[Challenge]: Tally each line where the word "ylabel" occurs, then give only the total.

[Materials provided]:
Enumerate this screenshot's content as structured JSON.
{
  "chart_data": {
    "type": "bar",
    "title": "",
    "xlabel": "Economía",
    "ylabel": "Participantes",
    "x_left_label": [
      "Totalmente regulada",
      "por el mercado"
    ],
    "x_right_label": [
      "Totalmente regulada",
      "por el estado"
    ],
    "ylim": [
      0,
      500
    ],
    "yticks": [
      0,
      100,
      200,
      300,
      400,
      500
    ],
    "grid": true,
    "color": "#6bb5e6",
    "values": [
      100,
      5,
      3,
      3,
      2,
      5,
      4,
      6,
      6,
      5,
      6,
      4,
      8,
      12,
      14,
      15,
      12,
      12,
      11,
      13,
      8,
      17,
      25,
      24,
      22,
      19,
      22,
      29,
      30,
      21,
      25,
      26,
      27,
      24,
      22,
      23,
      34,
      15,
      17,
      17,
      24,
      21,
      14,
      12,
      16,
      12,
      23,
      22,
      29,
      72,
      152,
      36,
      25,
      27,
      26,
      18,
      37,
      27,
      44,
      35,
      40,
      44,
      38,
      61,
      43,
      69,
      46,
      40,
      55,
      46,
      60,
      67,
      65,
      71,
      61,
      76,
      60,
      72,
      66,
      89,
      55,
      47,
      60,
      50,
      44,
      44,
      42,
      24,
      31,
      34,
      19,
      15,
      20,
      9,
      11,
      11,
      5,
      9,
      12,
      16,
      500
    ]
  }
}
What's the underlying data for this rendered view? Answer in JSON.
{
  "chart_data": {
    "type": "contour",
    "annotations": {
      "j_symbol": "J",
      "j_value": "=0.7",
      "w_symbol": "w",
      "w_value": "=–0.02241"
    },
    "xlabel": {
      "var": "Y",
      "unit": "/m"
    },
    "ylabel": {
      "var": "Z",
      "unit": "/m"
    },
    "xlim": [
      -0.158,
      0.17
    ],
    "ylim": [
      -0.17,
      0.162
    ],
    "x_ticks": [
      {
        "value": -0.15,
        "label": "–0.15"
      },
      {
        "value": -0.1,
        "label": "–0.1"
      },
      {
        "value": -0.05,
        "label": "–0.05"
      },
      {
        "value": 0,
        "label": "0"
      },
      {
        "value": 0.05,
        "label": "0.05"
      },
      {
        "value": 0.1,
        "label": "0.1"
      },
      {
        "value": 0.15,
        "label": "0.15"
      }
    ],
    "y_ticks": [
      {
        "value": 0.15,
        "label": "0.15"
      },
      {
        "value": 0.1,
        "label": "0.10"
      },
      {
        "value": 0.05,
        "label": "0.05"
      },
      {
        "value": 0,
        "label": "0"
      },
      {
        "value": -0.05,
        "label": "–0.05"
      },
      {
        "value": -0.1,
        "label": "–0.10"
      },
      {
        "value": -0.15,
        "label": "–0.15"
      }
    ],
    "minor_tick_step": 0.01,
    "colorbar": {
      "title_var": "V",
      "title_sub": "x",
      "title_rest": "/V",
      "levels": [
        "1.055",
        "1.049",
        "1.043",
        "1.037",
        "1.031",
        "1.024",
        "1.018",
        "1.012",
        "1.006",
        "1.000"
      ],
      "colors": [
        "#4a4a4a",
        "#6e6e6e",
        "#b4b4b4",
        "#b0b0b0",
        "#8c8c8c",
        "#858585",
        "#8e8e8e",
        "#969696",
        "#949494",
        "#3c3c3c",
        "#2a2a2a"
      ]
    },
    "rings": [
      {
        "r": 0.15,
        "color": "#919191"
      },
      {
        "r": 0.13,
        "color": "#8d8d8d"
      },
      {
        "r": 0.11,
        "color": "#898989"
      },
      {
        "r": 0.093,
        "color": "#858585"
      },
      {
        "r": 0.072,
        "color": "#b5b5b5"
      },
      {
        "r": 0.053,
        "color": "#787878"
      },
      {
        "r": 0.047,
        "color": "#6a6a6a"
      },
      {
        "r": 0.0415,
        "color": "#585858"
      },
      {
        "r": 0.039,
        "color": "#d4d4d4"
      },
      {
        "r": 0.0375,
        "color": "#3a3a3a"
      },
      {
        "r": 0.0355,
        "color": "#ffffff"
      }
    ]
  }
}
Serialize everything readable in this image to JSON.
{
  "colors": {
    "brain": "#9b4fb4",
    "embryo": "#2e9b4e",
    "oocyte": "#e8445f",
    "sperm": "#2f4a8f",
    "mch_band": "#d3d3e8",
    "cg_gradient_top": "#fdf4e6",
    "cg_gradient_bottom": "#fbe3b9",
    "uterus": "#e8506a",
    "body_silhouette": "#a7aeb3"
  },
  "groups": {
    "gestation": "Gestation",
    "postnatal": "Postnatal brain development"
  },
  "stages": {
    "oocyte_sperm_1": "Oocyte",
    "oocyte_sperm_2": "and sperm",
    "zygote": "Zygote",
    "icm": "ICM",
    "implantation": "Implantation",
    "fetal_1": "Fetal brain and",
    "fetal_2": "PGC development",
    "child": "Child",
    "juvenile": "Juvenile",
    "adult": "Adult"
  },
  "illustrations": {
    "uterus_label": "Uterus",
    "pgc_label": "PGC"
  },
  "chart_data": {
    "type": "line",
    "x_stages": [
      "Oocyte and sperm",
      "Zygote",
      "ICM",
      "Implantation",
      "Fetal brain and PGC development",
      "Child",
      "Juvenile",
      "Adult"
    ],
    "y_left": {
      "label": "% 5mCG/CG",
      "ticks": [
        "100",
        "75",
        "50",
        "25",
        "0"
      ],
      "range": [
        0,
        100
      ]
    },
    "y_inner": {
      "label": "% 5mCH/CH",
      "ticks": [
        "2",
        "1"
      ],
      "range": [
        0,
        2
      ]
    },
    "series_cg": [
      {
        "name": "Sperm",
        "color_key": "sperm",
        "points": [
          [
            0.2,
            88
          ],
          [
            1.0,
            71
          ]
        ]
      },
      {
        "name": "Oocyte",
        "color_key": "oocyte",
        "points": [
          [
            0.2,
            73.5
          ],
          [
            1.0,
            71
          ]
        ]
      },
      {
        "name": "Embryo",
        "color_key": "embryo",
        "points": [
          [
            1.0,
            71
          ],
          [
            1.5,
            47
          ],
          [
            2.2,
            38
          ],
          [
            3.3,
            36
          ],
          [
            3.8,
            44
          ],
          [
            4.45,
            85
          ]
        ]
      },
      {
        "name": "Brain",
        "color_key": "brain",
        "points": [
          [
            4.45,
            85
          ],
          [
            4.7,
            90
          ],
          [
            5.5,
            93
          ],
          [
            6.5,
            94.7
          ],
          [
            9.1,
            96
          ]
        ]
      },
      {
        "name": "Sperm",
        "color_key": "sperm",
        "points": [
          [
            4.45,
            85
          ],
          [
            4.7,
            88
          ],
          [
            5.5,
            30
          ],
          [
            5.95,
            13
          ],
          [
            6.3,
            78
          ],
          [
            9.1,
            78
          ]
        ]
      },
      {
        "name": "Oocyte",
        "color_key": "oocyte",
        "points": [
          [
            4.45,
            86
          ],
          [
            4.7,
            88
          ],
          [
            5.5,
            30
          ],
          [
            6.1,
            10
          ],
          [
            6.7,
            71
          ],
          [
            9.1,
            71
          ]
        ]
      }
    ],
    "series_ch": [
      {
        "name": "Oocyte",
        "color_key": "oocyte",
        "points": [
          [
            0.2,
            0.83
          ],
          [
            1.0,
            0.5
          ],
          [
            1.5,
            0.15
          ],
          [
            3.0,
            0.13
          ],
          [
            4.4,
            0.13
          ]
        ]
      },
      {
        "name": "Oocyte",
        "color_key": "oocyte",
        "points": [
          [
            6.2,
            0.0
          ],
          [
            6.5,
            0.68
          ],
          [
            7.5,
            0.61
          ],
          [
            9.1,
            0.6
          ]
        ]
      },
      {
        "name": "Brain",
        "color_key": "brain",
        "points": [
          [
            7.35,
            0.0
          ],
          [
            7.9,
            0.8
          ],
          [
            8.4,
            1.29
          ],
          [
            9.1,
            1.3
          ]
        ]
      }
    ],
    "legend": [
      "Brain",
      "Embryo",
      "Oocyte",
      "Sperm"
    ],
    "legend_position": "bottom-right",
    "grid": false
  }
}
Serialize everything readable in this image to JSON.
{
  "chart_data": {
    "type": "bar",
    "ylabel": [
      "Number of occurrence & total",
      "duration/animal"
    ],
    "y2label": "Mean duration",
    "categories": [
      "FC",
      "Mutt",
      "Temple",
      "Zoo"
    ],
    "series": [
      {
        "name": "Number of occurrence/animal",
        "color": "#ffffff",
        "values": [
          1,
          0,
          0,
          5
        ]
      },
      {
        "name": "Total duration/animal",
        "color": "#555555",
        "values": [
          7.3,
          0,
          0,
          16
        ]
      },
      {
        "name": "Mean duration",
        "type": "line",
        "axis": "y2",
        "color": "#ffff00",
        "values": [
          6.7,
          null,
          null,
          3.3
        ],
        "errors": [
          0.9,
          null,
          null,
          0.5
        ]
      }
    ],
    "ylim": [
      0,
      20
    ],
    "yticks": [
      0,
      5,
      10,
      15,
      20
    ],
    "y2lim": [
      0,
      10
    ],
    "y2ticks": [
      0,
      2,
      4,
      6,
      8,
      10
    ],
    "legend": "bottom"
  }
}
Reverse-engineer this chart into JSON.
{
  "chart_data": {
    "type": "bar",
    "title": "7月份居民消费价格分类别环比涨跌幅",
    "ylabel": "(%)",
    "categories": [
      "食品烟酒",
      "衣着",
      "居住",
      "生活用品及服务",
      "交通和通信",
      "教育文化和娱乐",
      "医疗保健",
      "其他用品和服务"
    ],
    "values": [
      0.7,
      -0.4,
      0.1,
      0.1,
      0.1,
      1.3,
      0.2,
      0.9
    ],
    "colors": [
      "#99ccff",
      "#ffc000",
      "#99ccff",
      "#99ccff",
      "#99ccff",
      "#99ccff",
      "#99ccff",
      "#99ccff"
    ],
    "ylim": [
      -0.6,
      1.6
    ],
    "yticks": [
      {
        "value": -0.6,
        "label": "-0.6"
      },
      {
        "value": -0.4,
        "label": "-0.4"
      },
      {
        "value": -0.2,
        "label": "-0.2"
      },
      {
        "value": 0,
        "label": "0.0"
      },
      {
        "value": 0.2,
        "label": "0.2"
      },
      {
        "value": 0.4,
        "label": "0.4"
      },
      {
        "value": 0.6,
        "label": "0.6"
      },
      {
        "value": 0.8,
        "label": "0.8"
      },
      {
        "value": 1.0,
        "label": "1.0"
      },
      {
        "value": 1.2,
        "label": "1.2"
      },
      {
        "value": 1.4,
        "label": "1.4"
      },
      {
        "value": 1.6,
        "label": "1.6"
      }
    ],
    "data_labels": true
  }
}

[Result below]: 4